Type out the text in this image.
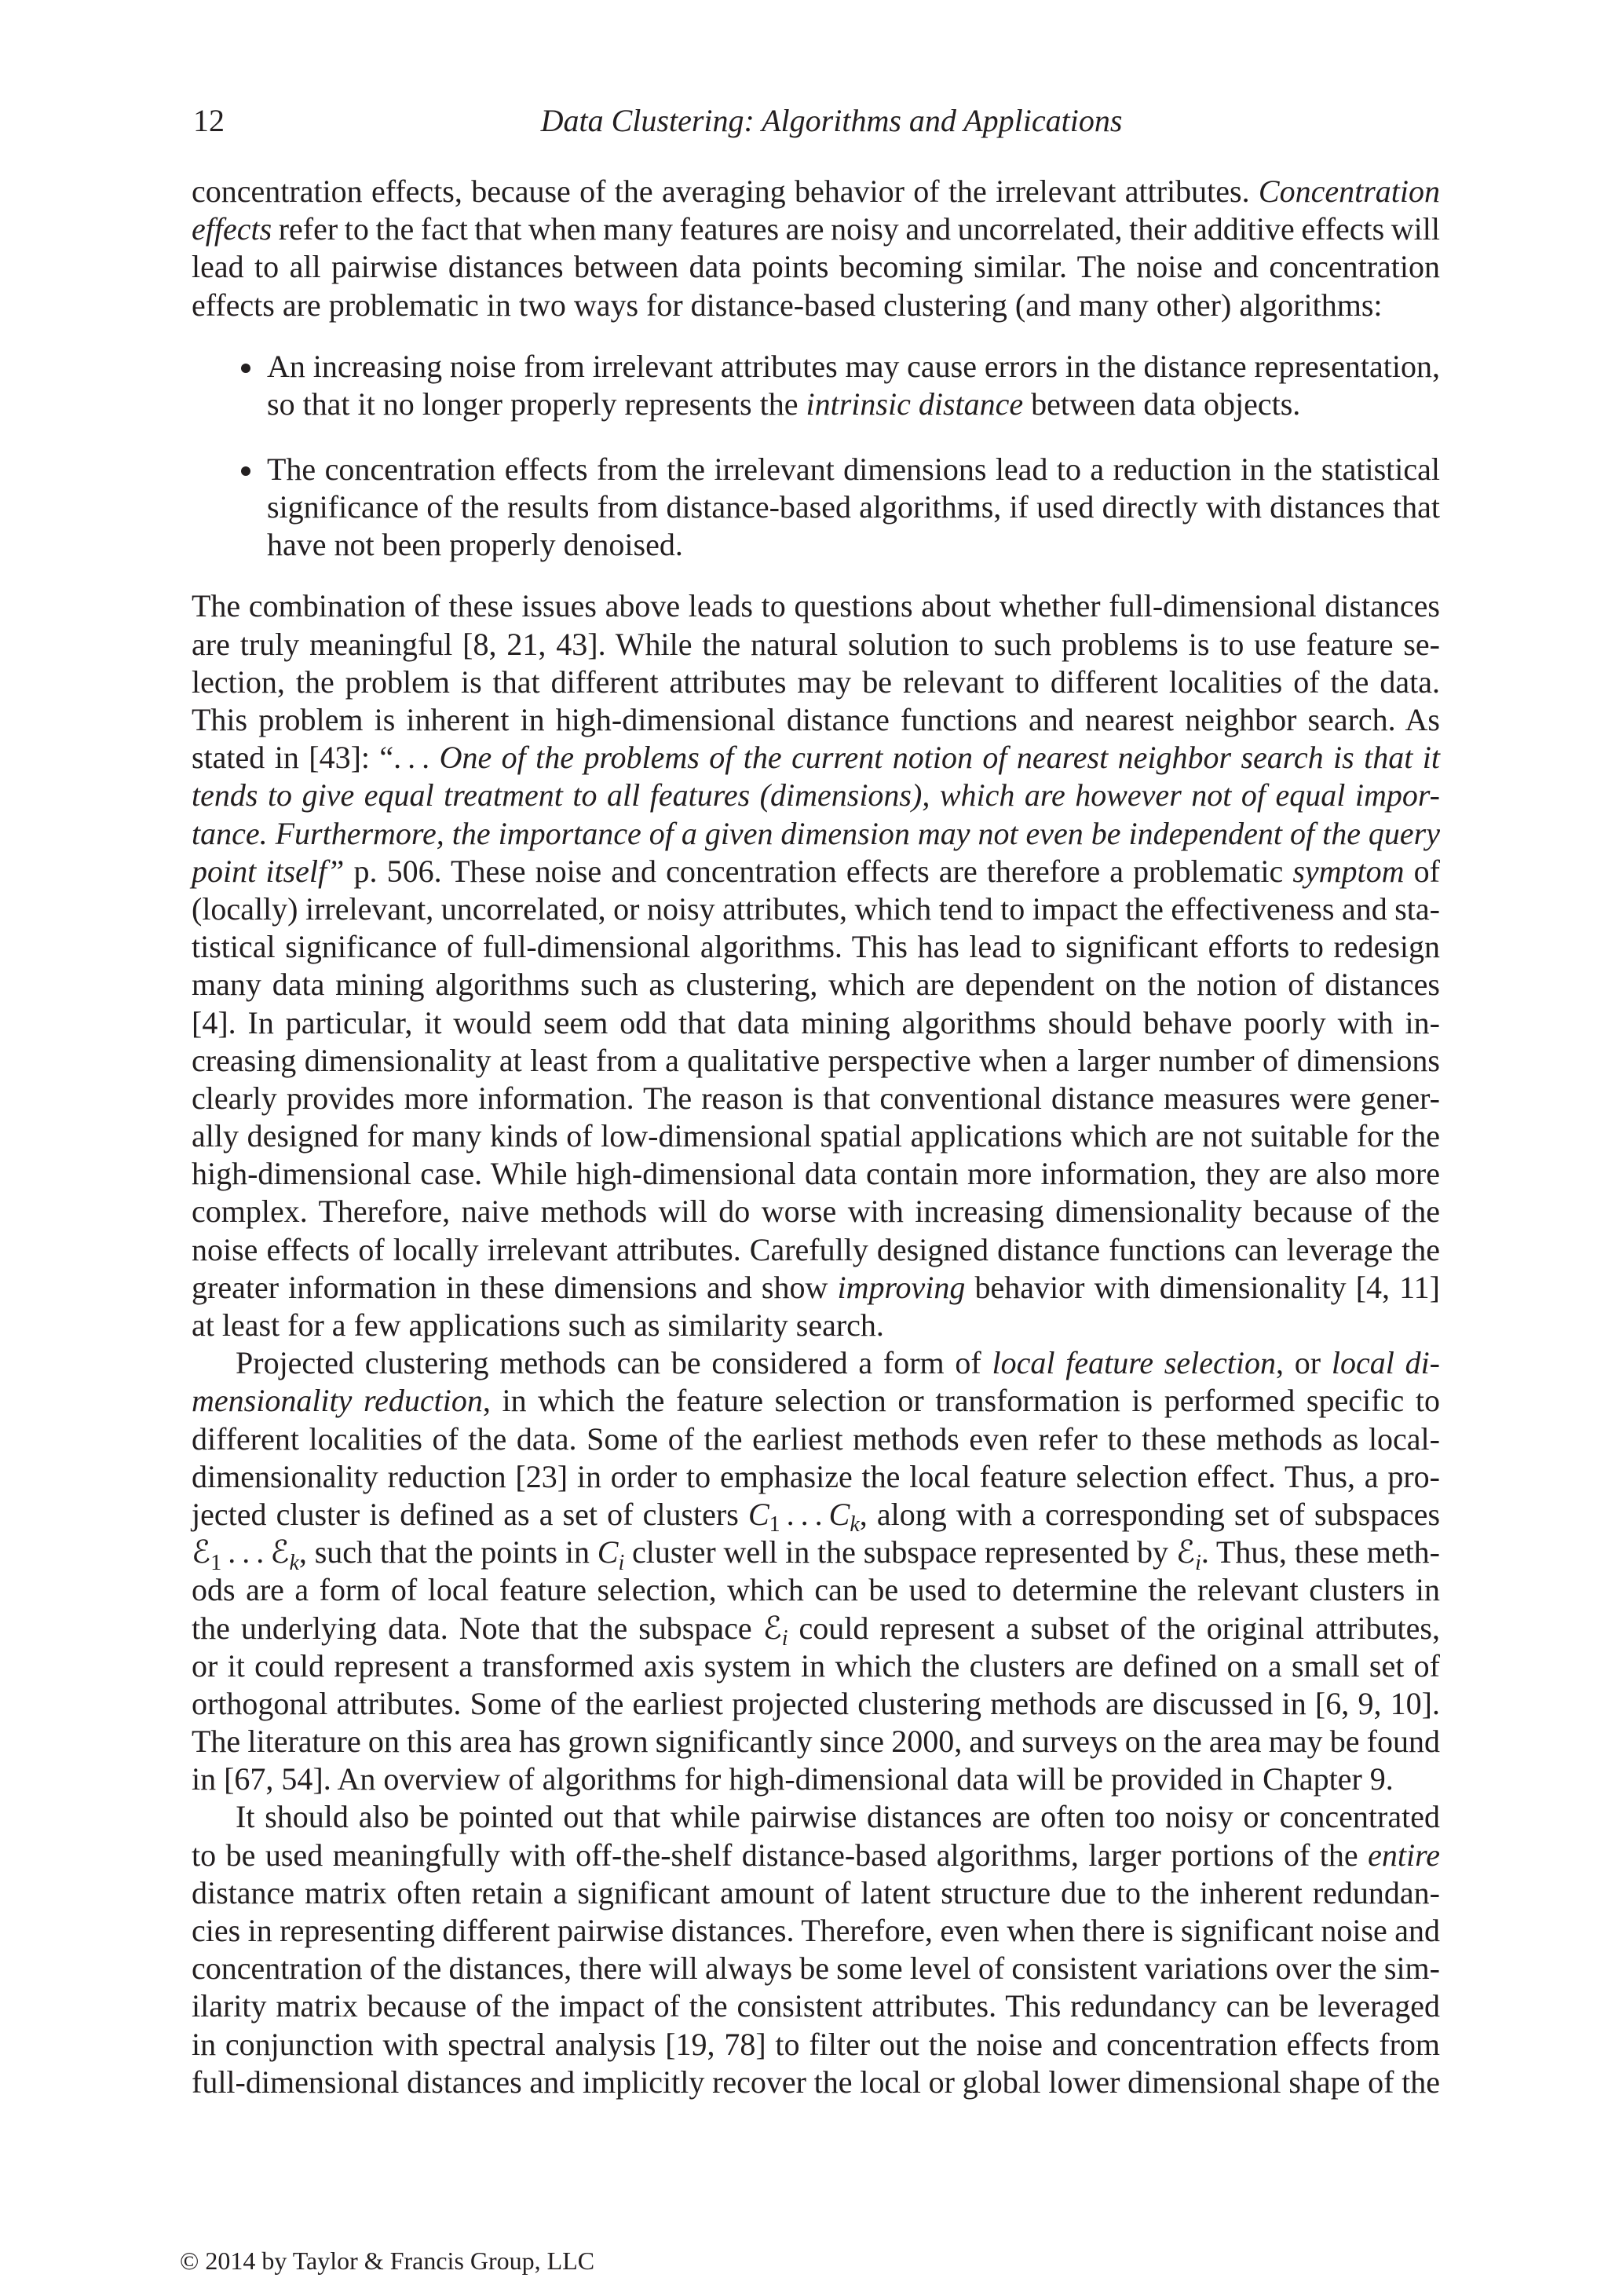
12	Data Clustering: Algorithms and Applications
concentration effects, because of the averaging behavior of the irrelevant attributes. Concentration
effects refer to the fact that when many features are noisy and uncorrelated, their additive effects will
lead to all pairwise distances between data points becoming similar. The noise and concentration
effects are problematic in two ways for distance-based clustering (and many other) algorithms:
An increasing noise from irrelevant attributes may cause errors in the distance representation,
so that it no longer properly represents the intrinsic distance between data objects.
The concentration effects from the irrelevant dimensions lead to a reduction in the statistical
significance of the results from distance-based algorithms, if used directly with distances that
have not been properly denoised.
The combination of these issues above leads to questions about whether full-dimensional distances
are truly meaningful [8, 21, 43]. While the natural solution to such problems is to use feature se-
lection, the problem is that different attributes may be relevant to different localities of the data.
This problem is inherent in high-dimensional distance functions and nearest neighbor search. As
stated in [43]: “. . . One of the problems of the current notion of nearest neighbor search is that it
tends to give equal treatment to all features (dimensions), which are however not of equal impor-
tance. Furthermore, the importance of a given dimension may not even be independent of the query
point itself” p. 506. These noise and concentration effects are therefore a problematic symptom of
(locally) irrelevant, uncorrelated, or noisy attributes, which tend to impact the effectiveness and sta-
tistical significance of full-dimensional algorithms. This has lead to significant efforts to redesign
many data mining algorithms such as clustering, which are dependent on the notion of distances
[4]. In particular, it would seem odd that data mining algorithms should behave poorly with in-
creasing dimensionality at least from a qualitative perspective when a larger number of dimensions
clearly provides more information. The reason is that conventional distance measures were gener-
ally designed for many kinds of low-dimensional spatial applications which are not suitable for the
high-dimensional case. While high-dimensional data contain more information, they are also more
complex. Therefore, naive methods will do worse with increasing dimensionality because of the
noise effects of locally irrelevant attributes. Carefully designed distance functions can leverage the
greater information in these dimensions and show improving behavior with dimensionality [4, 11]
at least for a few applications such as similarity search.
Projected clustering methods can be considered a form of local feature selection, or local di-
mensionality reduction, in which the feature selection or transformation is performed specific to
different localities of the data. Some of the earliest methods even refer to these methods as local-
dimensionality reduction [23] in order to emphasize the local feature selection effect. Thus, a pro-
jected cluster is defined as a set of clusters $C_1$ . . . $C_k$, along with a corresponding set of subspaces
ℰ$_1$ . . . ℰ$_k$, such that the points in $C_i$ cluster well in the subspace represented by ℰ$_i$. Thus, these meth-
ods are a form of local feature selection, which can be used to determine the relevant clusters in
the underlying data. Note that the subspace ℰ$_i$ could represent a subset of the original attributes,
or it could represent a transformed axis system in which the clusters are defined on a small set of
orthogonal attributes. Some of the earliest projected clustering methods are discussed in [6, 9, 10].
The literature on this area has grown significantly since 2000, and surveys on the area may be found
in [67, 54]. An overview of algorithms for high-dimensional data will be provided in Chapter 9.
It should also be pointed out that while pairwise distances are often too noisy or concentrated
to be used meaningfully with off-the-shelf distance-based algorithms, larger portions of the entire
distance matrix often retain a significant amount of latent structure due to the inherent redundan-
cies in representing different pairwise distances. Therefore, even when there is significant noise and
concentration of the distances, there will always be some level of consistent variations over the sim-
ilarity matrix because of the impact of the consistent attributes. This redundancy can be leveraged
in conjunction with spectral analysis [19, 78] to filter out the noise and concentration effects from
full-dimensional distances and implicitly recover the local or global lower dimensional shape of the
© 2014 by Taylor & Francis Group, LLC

▸ **The exercise**: Output every entry exactly as given; pictures are not part of the copy.

▸ **The response**:
Type out the text in this image.
12	Data Clustering: Algorithms and Applications
concentration effects, because of the averaging behavior of the irrelevant attributes. Concentration
effects refer to the fact that when many features are noisy and uncorrelated, their additive effects will
lead to all pairwise distances between data points becoming similar. The noise and concentration
effects are problematic in two ways for distance-based clustering (and many other) algorithms:
An increasing noise from irrelevant attributes may cause errors in the distance representation,
so that it no longer properly represents the intrinsic distance between data objects.
The concentration effects from the irrelevant dimensions lead to a reduction in the statistical
significance of the results from distance-based algorithms, if used directly with distances that
have not been properly denoised.
The combination of these issues above leads to questions about whether full-dimensional distances
are truly meaningful [8, 21, 43]. While the natural solution to such problems is to use feature se-
lection, the problem is that different attributes may be relevant to different localities of the data.
This problem is inherent in high-dimensional distance functions and nearest neighbor search. As
stated in [43]: “. . . One of the problems of the current notion of nearest neighbor search is that it
tends to give equal treatment to all features (dimensions), which are however not of equal impor-
tance. Furthermore, the importance of a given dimension may not even be independent of the query
point itself” p. 506. These noise and concentration effects are therefore a problematic symptom of
(locally) irrelevant, uncorrelated, or noisy attributes, which tend to impact the effectiveness and sta-
tistical significance of full-dimensional algorithms. This has lead to significant efforts to redesign
many data mining algorithms such as clustering, which are dependent on the notion of distances
[4]. In particular, it would seem odd that data mining algorithms should behave poorly with in-
creasing dimensionality at least from a qualitative perspective when a larger number of dimensions
clearly provides more information. The reason is that conventional distance measures were gener-
ally designed for many kinds of low-dimensional spatial applications which are not suitable for the
high-dimensional case. While high-dimensional data contain more information, they are also more
complex. Therefore, naive methods will do worse with increasing dimensionality because of the
noise effects of locally irrelevant attributes. Carefully designed distance functions can leverage the
greater information in these dimensions and show improving behavior with dimensionality [4, 11]
at least for a few applications such as similarity search.
Projected clustering methods can be considered a form of local feature selection, or local di-
mensionality reduction, in which the feature selection or transformation is performed specific to
different localities of the data. Some of the earliest methods even refer to these methods as local-
dimensionality reduction [23] in order to emphasize the local feature selection effect. Thus, a pro-
jected cluster is defined as a set of clusters $C_1$ . . . $C_k$, along with a corresponding set of subspaces
ℰ$_1$ . . . ℰ$_k$, such that the points in $C_i$ cluster well in the subspace represented by ℰ$_i$. Thus, these meth-
ods are a form of local feature selection, which can be used to determine the relevant clusters in
the underlying data. Note that the subspace ℰ$_i$ could represent a subset of the original attributes,
or it could represent a transformed axis system in which the clusters are defined on a small set of
orthogonal attributes. Some of the earliest projected clustering methods are discussed in [6, 9, 10].
The literature on this area has grown significantly since 2000, and surveys on the area may be found
in [67, 54]. An overview of algorithms for high-dimensional data will be provided in Chapter 9.
It should also be pointed out that while pairwise distances are often too noisy or concentrated
to be used meaningfully with off-the-shelf distance-based algorithms, larger portions of the entire
distance matrix often retain a significant amount of latent structure due to the inherent redundan-
cies in representing different pairwise distances. Therefore, even when there is significant noise and
concentration of the distances, there will always be some level of consistent variations over the sim-
ilarity matrix because of the impact of the consistent attributes. This redundancy can be leveraged
in conjunction with spectral analysis [19, 78] to filter out the noise and concentration effects from
full-dimensional distances and implicitly recover the local or global lower dimensional shape of the
© 2014 by Taylor & Francis Group, LLC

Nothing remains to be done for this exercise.